### [RECORDS TO PROCESS]
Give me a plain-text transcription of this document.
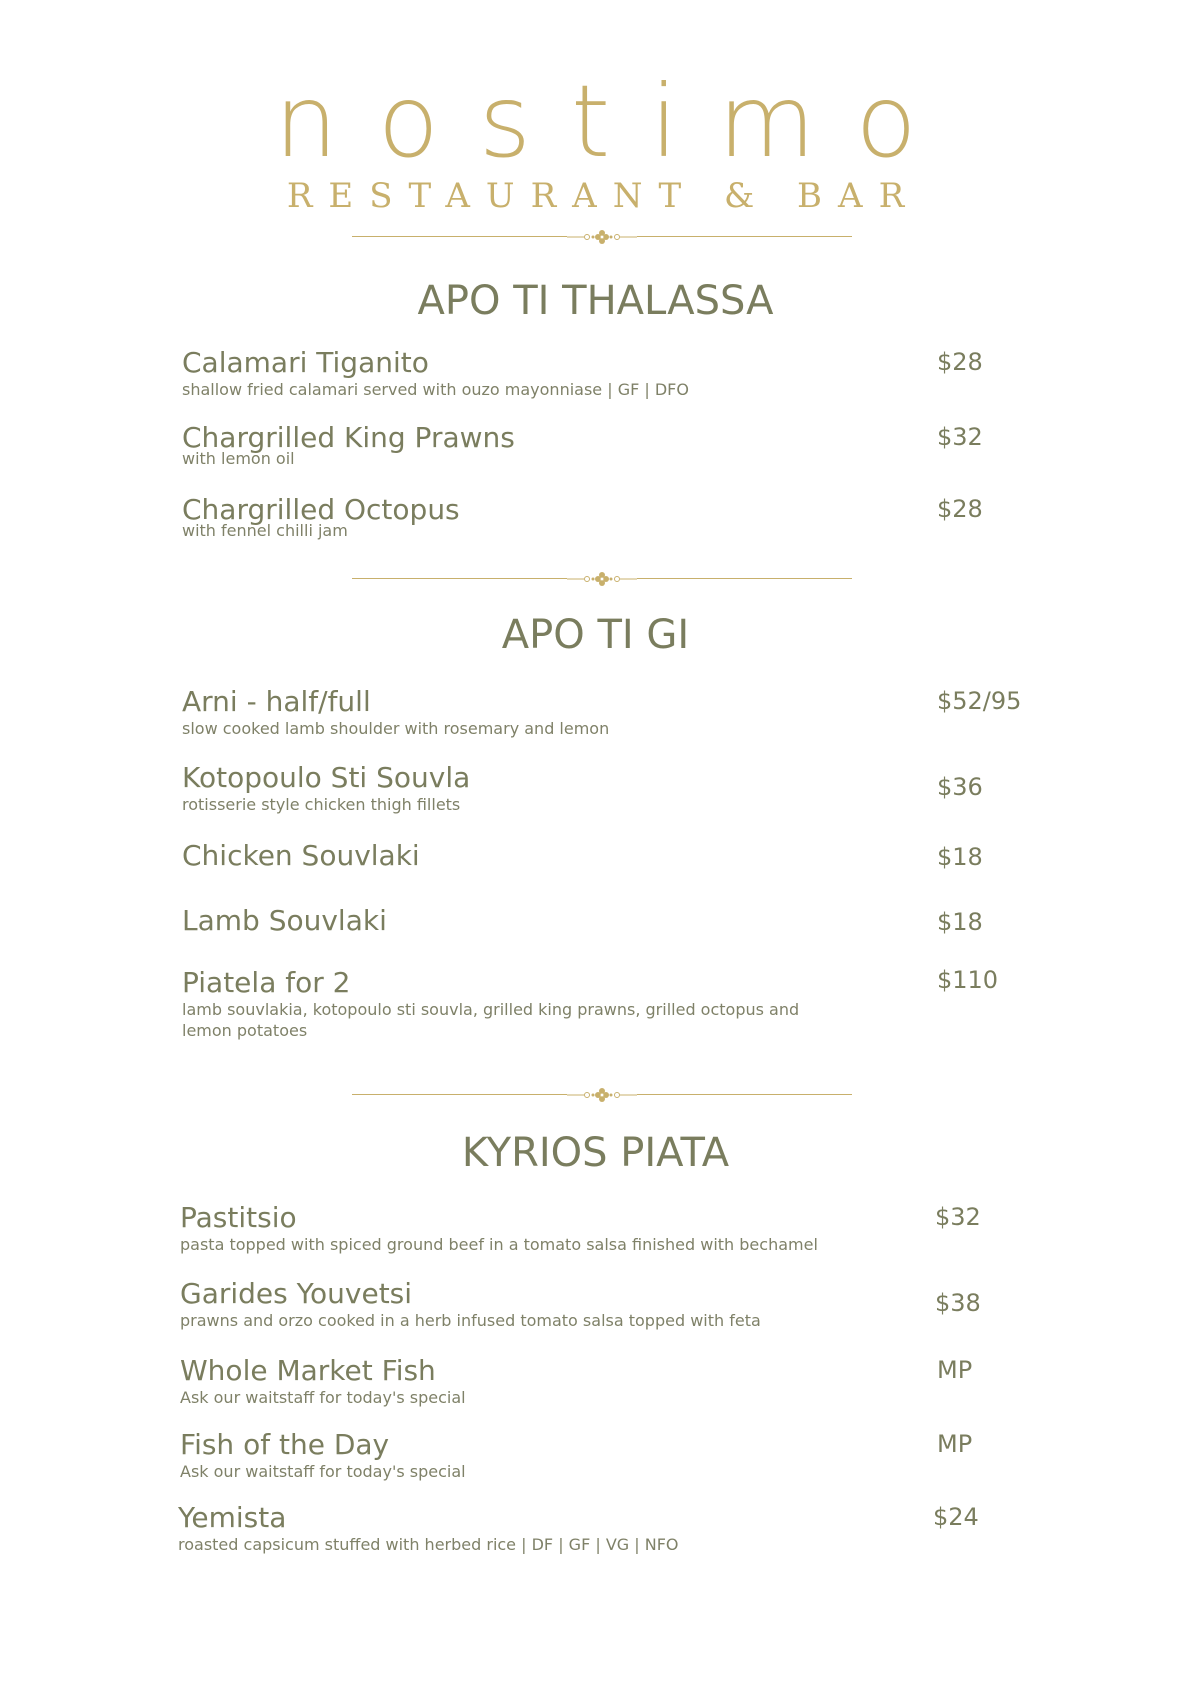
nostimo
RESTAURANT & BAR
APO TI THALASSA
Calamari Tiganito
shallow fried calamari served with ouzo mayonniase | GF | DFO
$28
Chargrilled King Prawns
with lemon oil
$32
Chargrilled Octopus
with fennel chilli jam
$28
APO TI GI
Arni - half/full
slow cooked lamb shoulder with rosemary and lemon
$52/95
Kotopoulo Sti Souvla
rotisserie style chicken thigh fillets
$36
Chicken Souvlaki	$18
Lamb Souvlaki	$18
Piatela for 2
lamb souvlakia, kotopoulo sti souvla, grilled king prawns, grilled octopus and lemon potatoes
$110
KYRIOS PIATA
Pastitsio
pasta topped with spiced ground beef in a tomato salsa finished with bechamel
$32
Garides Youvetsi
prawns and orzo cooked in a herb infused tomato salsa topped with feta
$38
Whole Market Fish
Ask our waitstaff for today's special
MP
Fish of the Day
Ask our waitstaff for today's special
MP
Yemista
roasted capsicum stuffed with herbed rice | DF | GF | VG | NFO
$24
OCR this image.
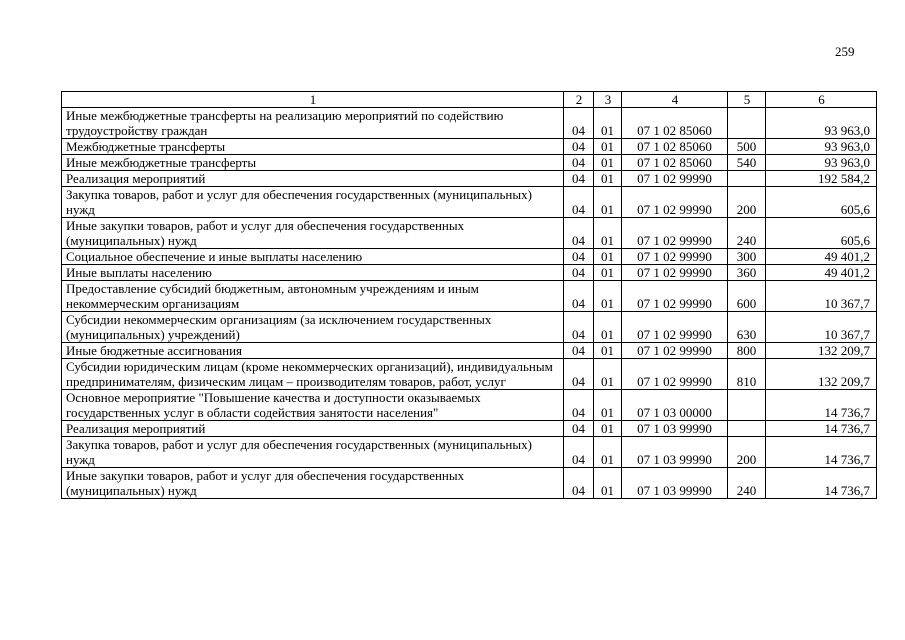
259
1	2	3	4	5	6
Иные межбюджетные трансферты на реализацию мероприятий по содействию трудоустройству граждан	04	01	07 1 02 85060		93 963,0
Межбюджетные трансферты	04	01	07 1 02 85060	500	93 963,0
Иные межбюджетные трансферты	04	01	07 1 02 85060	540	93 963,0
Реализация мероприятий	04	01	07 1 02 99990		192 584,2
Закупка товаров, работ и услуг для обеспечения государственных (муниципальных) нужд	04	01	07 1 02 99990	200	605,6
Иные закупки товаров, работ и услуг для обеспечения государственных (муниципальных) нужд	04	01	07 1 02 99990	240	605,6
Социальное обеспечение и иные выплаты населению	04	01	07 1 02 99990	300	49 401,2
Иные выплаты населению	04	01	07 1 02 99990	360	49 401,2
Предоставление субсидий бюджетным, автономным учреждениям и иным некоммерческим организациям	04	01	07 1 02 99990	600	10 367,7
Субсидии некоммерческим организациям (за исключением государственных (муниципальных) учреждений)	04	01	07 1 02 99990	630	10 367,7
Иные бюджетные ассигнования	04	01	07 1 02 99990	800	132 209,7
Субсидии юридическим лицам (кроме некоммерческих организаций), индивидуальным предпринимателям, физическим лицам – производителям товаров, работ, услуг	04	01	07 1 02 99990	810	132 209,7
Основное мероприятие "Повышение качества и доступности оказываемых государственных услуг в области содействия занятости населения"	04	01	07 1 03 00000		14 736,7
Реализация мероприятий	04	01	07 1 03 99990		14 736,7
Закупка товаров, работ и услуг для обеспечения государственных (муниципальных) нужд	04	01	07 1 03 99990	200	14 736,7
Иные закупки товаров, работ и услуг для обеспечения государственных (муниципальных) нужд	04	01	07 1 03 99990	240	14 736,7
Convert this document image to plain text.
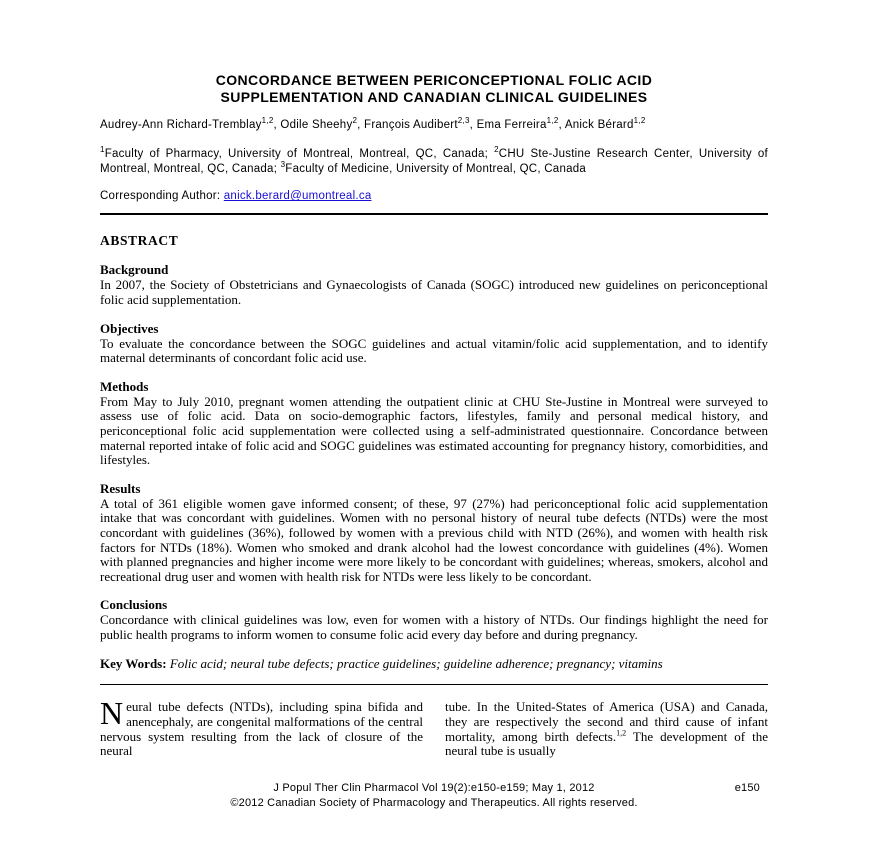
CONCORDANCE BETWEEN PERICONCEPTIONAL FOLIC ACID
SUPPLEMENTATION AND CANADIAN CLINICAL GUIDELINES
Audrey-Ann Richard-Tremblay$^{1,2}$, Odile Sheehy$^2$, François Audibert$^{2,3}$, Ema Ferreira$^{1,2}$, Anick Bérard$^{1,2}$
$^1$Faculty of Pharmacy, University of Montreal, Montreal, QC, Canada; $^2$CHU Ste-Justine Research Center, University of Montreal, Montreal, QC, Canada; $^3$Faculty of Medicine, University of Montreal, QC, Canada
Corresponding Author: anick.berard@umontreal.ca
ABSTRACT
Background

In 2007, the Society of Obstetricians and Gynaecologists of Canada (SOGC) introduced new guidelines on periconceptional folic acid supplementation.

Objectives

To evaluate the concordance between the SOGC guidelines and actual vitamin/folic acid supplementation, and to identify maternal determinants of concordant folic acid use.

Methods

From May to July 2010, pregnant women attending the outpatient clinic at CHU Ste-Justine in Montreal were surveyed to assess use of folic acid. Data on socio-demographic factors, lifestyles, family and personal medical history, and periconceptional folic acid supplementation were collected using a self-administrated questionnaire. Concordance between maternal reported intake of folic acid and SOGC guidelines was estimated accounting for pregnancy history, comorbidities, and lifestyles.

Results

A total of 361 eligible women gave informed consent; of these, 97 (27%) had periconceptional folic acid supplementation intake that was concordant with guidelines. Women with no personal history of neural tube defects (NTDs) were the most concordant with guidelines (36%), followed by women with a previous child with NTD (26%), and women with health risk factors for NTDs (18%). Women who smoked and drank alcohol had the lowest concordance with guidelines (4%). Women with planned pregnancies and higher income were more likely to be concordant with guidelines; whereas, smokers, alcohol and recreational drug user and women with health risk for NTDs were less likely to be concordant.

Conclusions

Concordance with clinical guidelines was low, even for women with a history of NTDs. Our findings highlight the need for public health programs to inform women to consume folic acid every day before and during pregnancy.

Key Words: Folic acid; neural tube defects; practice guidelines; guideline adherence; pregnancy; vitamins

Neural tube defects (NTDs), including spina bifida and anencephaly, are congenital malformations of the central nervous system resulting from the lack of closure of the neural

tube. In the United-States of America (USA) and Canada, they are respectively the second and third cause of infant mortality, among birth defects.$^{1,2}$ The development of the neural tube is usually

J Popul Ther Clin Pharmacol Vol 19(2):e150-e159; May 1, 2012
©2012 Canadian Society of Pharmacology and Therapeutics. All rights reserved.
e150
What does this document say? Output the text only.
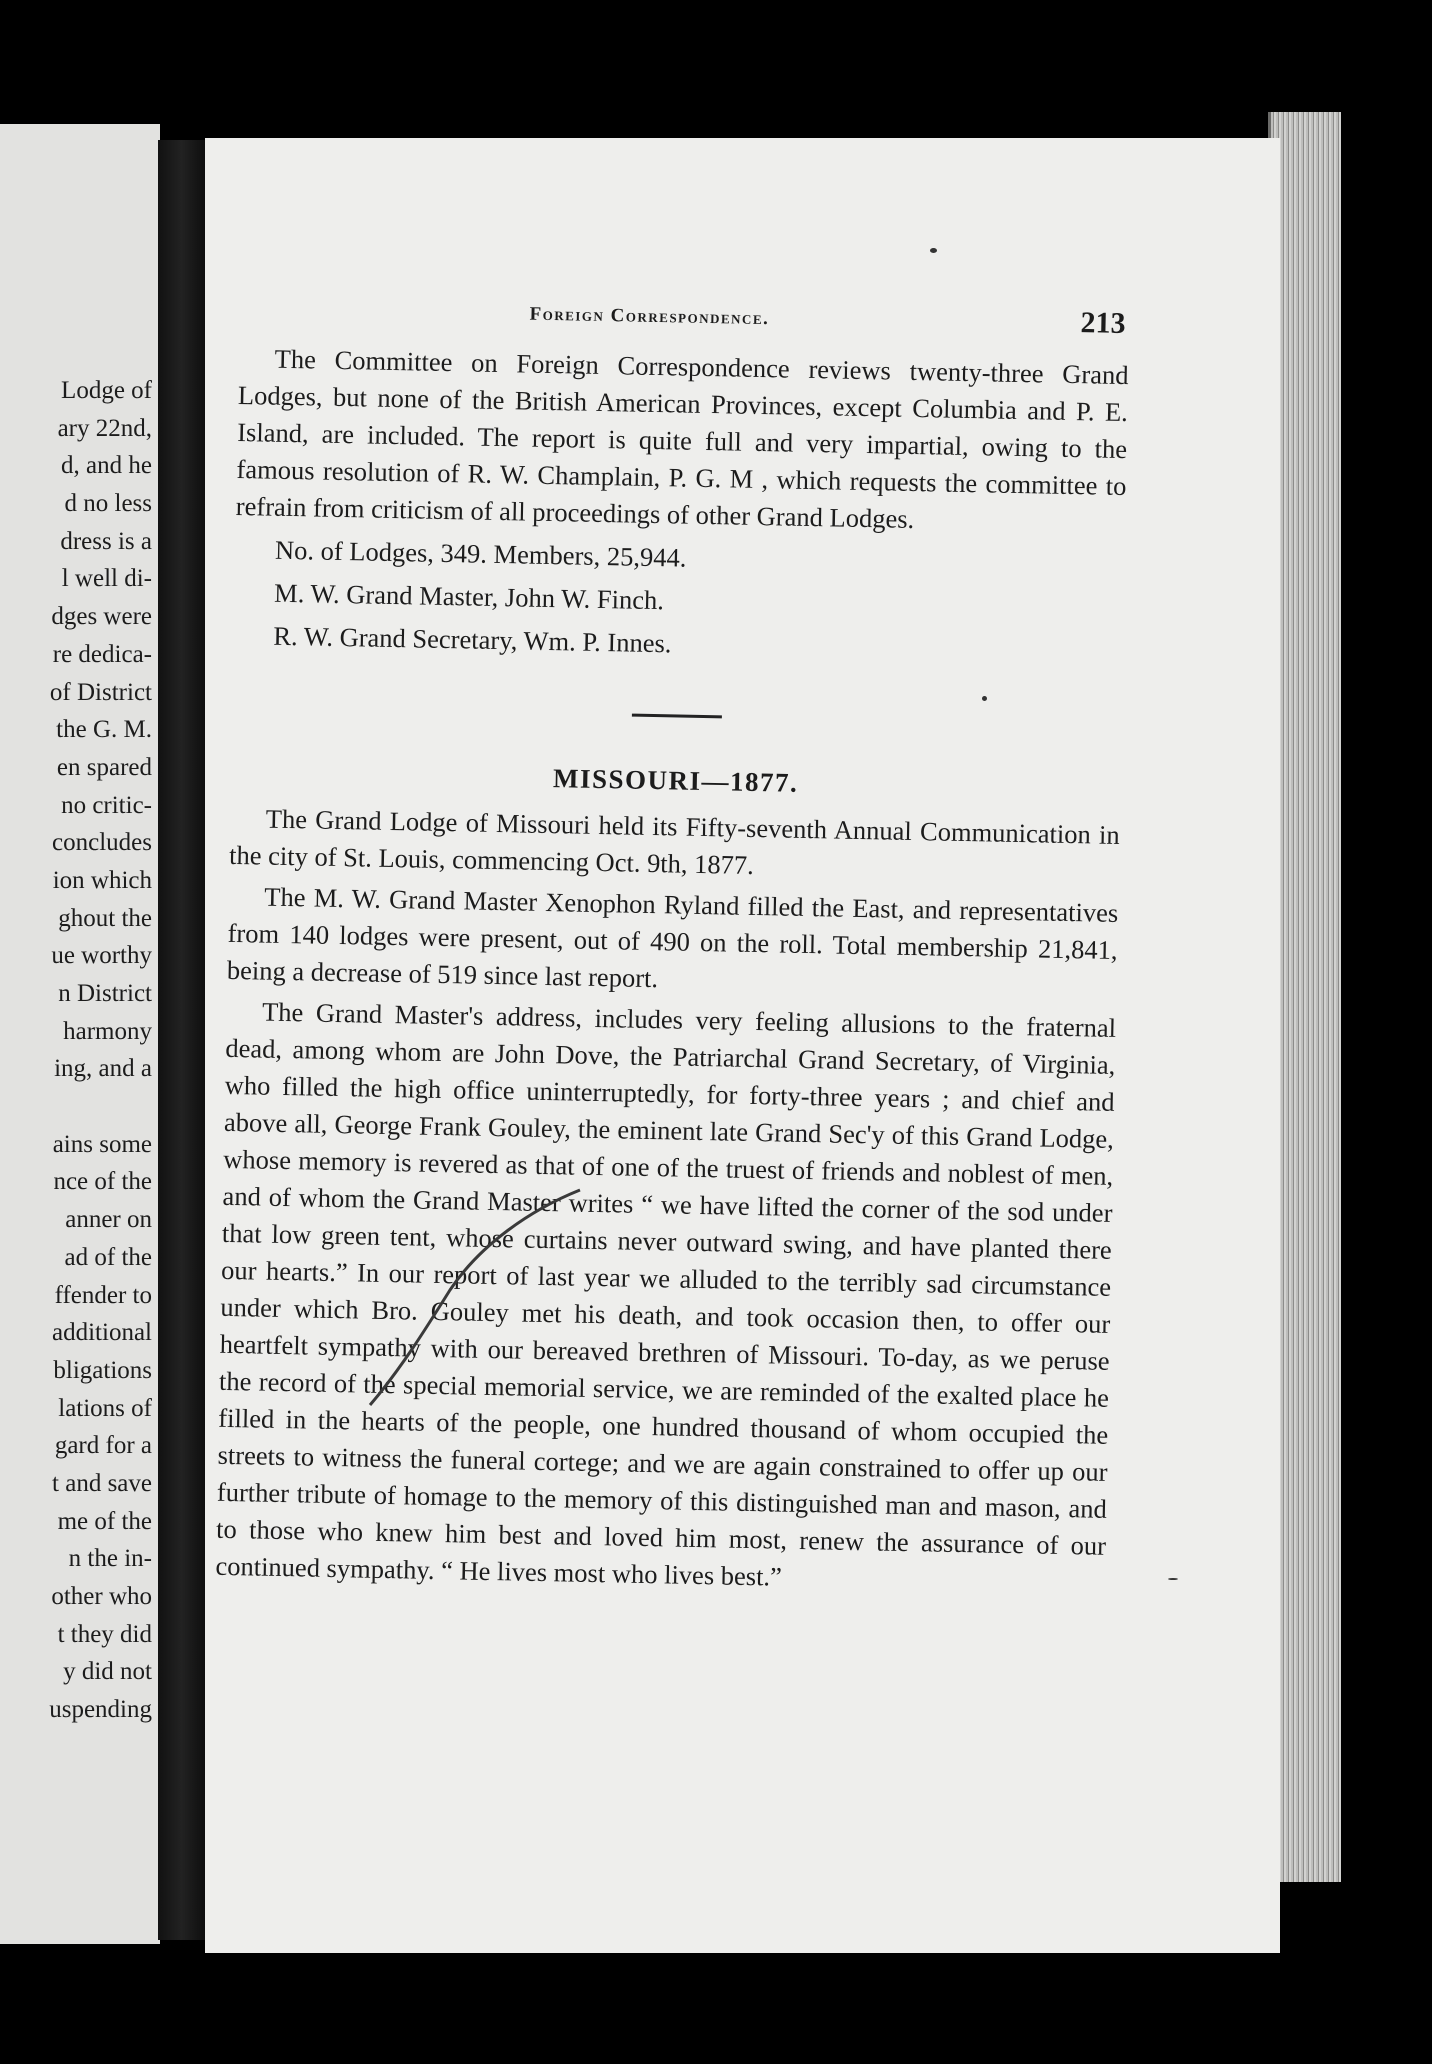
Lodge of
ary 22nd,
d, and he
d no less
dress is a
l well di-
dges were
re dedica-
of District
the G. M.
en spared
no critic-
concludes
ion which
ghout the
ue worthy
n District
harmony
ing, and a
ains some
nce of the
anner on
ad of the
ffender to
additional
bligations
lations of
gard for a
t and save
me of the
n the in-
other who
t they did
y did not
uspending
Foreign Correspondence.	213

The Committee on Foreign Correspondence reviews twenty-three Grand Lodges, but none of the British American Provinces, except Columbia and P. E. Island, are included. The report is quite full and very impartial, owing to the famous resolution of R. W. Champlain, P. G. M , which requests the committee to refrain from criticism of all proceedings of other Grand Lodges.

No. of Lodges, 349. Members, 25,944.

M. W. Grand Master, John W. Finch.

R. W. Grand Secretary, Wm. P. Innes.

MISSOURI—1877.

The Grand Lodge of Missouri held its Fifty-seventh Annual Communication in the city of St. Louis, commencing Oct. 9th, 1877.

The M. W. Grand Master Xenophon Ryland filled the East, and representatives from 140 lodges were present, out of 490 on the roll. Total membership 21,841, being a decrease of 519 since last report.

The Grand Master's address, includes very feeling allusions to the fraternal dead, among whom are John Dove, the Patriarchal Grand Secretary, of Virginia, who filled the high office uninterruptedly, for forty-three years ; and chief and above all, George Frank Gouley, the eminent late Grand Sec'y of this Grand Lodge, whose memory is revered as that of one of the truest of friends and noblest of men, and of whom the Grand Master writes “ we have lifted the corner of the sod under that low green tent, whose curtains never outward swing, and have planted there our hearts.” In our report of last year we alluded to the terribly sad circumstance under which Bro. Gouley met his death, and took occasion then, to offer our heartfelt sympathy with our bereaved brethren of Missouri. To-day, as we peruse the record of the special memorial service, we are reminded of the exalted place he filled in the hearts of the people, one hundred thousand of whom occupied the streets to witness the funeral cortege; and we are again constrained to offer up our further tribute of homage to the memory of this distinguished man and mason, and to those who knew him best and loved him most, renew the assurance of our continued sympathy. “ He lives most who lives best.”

### [PROBLEM DESCRIPTION]
Count the lines of the listing above that include the word "health" and state the total with nothing else.

### [RESPONSE TO THIS TASK]
2